WHAT THE TASK ASKS> Determine how many lines contain the string "country". Respond with that number and nothing more.

--- Begin DATA PROVIDED ---

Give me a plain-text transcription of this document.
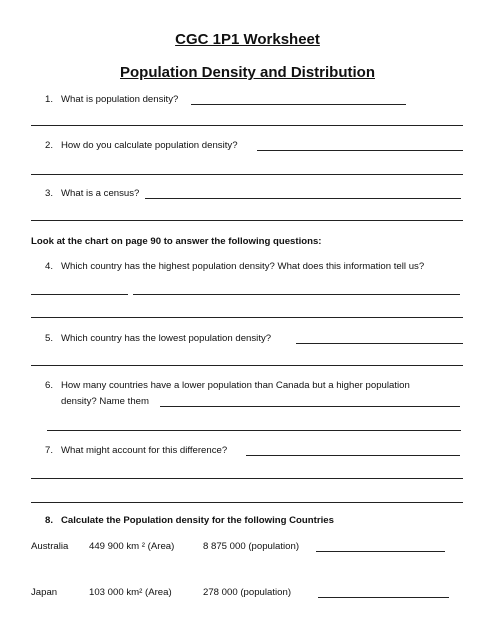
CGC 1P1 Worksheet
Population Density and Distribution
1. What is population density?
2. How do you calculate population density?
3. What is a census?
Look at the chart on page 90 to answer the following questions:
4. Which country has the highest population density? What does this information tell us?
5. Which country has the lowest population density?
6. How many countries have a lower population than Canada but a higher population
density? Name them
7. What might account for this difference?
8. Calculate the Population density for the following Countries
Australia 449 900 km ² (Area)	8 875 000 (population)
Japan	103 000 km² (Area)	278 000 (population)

--- End DATA PROVIDED ---

FULL SOLUTION> 2